▶ Given request: Every record that follows must be duplicated exactly, with images left out.

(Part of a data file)
● ● ● ●

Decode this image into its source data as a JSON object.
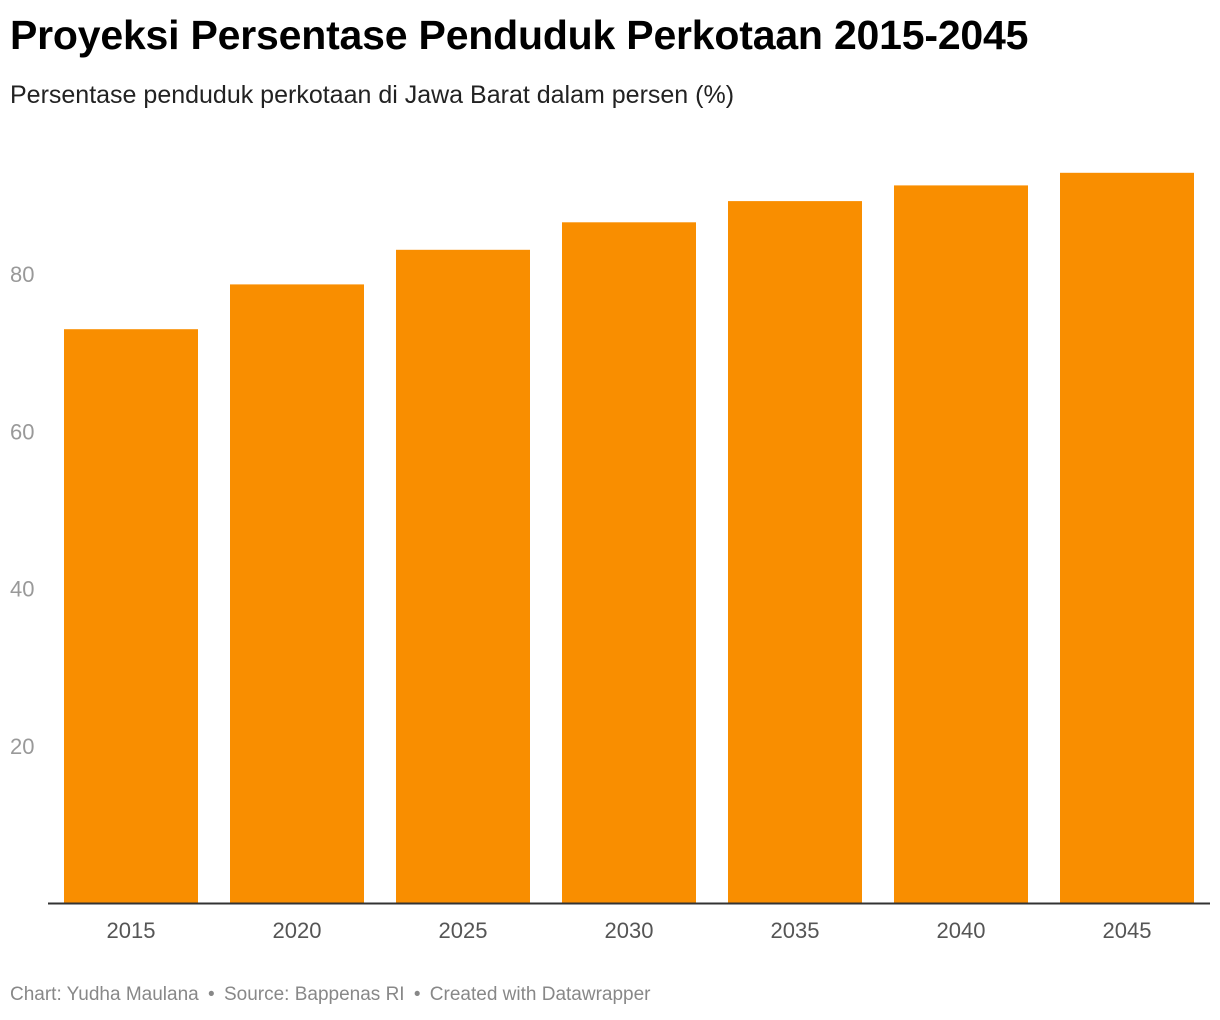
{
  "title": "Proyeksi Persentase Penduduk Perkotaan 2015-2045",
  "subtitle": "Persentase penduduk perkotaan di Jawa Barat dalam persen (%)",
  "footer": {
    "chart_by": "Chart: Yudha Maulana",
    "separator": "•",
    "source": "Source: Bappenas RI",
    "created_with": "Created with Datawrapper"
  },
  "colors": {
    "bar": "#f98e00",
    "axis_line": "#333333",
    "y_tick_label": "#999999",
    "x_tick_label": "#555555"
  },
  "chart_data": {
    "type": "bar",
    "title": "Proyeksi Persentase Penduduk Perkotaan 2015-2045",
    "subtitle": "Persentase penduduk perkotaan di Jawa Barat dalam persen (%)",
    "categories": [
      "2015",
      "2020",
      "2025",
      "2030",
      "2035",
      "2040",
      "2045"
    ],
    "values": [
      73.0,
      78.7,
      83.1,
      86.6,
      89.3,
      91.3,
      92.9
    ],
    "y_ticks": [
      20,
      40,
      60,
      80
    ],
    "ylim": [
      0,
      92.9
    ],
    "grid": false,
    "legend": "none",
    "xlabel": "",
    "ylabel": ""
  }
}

● ● ● ●

▶ Response to the exercise:
Decode this image into its source data as a JSON object.
{
  "title": "Proyeksi Persentase Penduduk Perkotaan 2015-2045",
  "subtitle": "Persentase penduduk perkotaan di Jawa Barat dalam persen (%)",
  "footer": {
    "chart_by": "Chart: Yudha Maulana",
    "separator": "•",
    "source": "Source: Bappenas RI",
    "created_with": "Created with Datawrapper"
  },
  "colors": {
    "bar": "#f98e00",
    "axis_line": "#333333",
    "y_tick_label": "#999999",
    "x_tick_label": "#555555"
  },
  "chart_data": {
    "type": "bar",
    "title": "Proyeksi Persentase Penduduk Perkotaan 2015-2045",
    "subtitle": "Persentase penduduk perkotaan di Jawa Barat dalam persen (%)",
    "categories": [
      "2015",
      "2020",
      "2025",
      "2030",
      "2035",
      "2040",
      "2045"
    ],
    "values": [
      73.0,
      78.7,
      83.1,
      86.6,
      89.3,
      91.3,
      92.9
    ],
    "y_ticks": [
      20,
      40,
      60,
      80
    ],
    "ylim": [
      0,
      92.9
    ],
    "grid": false,
    "legend": "none",
    "xlabel": "",
    "ylabel": ""
  }
}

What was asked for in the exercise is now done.